• TO DO: Beginning at the line with "Output the text content of this document.", output each line to the end of the listing below exactly, please.

• GIVEN ENTRIES:

=== Section Start ===

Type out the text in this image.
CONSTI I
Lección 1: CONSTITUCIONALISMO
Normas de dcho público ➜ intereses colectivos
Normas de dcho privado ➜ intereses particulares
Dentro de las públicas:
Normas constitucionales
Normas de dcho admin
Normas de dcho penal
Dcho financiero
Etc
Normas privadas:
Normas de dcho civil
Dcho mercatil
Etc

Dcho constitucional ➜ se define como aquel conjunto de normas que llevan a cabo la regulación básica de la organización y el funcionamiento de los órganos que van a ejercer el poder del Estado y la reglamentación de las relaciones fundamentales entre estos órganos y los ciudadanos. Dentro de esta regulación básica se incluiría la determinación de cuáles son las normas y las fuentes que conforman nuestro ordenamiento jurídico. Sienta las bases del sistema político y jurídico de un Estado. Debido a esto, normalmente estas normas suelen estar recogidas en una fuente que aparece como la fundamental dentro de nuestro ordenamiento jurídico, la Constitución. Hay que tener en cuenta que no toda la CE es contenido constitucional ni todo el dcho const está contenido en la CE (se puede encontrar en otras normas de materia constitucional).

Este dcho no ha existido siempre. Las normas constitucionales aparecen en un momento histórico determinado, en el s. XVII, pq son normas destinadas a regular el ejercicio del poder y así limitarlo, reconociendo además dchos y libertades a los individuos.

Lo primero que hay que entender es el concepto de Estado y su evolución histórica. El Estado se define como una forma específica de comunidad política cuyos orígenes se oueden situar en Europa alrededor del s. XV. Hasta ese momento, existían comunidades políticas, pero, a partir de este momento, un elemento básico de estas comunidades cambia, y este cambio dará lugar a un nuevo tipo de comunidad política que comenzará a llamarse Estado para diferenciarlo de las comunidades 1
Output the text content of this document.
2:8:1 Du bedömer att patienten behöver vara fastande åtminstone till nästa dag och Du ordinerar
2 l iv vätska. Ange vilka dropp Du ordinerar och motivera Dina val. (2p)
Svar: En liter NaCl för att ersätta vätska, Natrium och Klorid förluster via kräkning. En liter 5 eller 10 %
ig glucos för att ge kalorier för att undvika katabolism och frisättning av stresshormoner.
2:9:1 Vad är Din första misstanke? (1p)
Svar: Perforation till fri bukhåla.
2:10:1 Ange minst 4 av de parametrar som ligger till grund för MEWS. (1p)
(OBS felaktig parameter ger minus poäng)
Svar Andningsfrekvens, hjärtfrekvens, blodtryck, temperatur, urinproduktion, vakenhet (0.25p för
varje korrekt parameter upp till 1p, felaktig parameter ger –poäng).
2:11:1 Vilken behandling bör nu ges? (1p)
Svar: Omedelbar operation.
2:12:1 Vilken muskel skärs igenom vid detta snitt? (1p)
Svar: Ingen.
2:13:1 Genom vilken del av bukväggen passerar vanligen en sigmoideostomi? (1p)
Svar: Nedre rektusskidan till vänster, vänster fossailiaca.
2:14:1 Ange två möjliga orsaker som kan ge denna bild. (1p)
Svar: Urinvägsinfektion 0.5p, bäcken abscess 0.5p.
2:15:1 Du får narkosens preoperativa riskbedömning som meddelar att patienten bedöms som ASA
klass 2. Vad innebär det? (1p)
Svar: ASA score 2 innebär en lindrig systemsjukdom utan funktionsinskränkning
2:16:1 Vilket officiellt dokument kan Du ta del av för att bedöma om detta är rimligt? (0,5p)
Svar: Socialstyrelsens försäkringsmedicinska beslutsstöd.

=== Section End ===

• RESPONSE BOX:
Output the text content of this document.
2:8:1 Du bedömer att patienten behöver vara fastande åtminstone till nästa dag och Du ordinerar
2 l iv vätska. Ange vilka dropp Du ordinerar och motivera Dina val. (2p)
Svar: En liter NaCl för att ersätta vätska, Natrium och Klorid förluster via kräkning. En liter 5 eller 10 %
ig glucos för att ge kalorier för att undvika katabolism och frisättning av stresshormoner.
2:9:1 Vad är Din första misstanke? (1p)
Svar: Perforation till fri bukhåla.
2:10:1 Ange minst 4 av de parametrar som ligger till grund för MEWS. (1p)
(OBS felaktig parameter ger minus poäng)
Svar Andningsfrekvens, hjärtfrekvens, blodtryck, temperatur, urinproduktion, vakenhet (0.25p för
varje korrekt parameter upp till 1p, felaktig parameter ger –poäng).
2:11:1 Vilken behandling bör nu ges? (1p)
Svar: Omedelbar operation.
2:12:1 Vilken muskel skärs igenom vid detta snitt? (1p)
Svar: Ingen.
2:13:1 Genom vilken del av bukväggen passerar vanligen en sigmoideostomi? (1p)
Svar: Nedre rektusskidan till vänster, vänster fossailiaca.
2:14:1 Ange två möjliga orsaker som kan ge denna bild. (1p)
Svar: Urinvägsinfektion 0.5p, bäcken abscess 0.5p.
2:15:1 Du får narkosens preoperativa riskbedömning som meddelar att patienten bedöms som ASA
klass 2. Vad innebär det? (1p)
Svar: ASA score 2 innebär en lindrig systemsjukdom utan funktionsinskränkning
2:16:1 Vilket officiellt dokument kan Du ta del av för att bedöma om detta är rimligt? (0,5p)
Svar: Socialstyrelsens försäkringsmedicinska beslutsstöd.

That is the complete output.